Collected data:
______________________________
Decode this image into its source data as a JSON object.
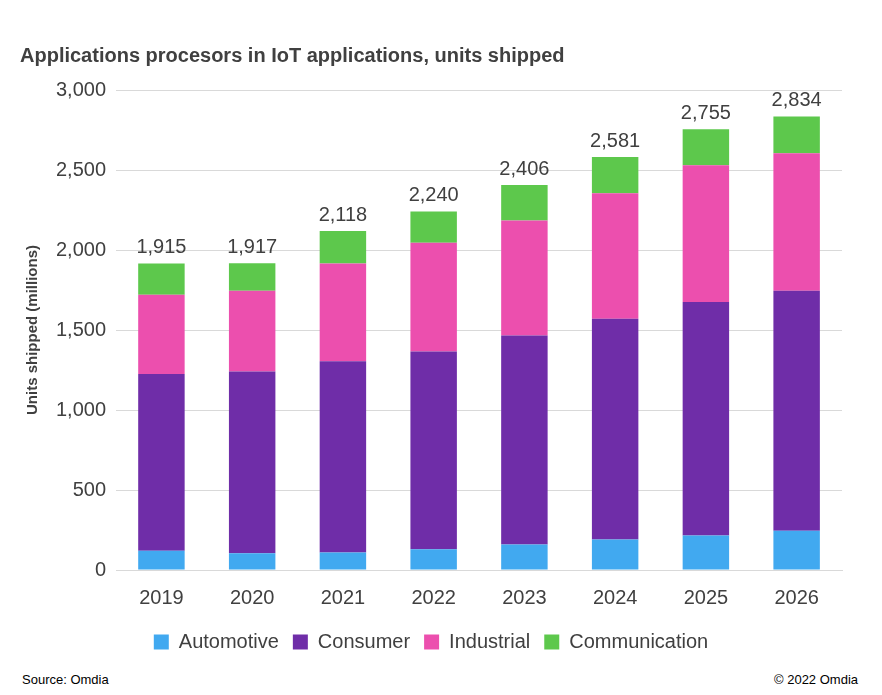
{
  "chart_data": {
    "type": "bar",
    "title": "Applications procesors in IoT applications, units shipped",
    "y_label": "Units shipped (millions)",
    "categories": [
      "2019",
      "2020",
      "2021",
      "2022",
      "2023",
      "2024",
      "2025",
      "2026"
    ],
    "series": [
      {
        "name": "Automotive",
        "color": "#41A9F0",
        "values": [
          120,
          105,
          110,
          130,
          160,
          190,
          215,
          245
        ]
      },
      {
        "name": "Consumer",
        "color": "#6F2DA8",
        "values": [
          1105,
          1135,
          1195,
          1235,
          1305,
          1380,
          1460,
          1500
        ]
      },
      {
        "name": "Industrial",
        "color": "#EC4FAE",
        "values": [
          495,
          505,
          610,
          680,
          720,
          785,
          855,
          860
        ]
      },
      {
        "name": "Communication",
        "color": "#5DC84C",
        "values": [
          195,
          172,
          203,
          195,
          221,
          226,
          225,
          229
        ]
      }
    ],
    "totals": [
      1915,
      1917,
      2118,
      2240,
      2406,
      2581,
      2755,
      2834
    ],
    "total_labels": [
      "1,915",
      "1,917",
      "2,118",
      "2,240",
      "2,406",
      "2,581",
      "2,755",
      "2,834"
    ],
    "ylim": [
      0,
      3000
    ],
    "yticks": [
      0,
      500,
      {
        "value": 1000,
        "label": "1,000"
      },
      {
        "value": 1500,
        "label": "1,500"
      },
      {
        "value": 2000,
        "label": "2,000"
      },
      {
        "value": 2500,
        "label": "2,500"
      },
      {
        "value": 3000,
        "label": "3,000"
      }
    ],
    "stacked": true,
    "grid": true,
    "legend": "bottom",
    "source": "Source: Omdia",
    "copyright": "© 2022 Omdia"
  }
}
______________________________
**STATED TASK**
Skip the images and write out the rest of the listing exactly.

**REPLY**
Decode this image into its source data as a JSON object.
{
  "chart_data": {
    "type": "bar",
    "title": "Applications procesors in IoT applications, units shipped",
    "y_label": "Units shipped (millions)",
    "categories": [
      "2019",
      "2020",
      "2021",
      "2022",
      "2023",
      "2024",
      "2025",
      "2026"
    ],
    "series": [
      {
        "name": "Automotive",
        "color": "#41A9F0",
        "values": [
          120,
          105,
          110,
          130,
          160,
          190,
          215,
          245
        ]
      },
      {
        "name": "Consumer",
        "color": "#6F2DA8",
        "values": [
          1105,
          1135,
          1195,
          1235,
          1305,
          1380,
          1460,
          1500
        ]
      },
      {
        "name": "Industrial",
        "color": "#EC4FAE",
        "values": [
          495,
          505,
          610,
          680,
          720,
          785,
          855,
          860
        ]
      },
      {
        "name": "Communication",
        "color": "#5DC84C",
        "values": [
          195,
          172,
          203,
          195,
          221,
          226,
          225,
          229
        ]
      }
    ],
    "totals": [
      1915,
      1917,
      2118,
      2240,
      2406,
      2581,
      2755,
      2834
    ],
    "total_labels": [
      "1,915",
      "1,917",
      "2,118",
      "2,240",
      "2,406",
      "2,581",
      "2,755",
      "2,834"
    ],
    "ylim": [
      0,
      3000
    ],
    "yticks": [
      0,
      500,
      {
        "value": 1000,
        "label": "1,000"
      },
      {
        "value": 1500,
        "label": "1,500"
      },
      {
        "value": 2000,
        "label": "2,000"
      },
      {
        "value": 2500,
        "label": "2,500"
      },
      {
        "value": 3000,
        "label": "3,000"
      }
    ],
    "stacked": true,
    "grid": true,
    "legend": "bottom",
    "source": "Source: Omdia",
    "copyright": "© 2022 Omdia"
  }
}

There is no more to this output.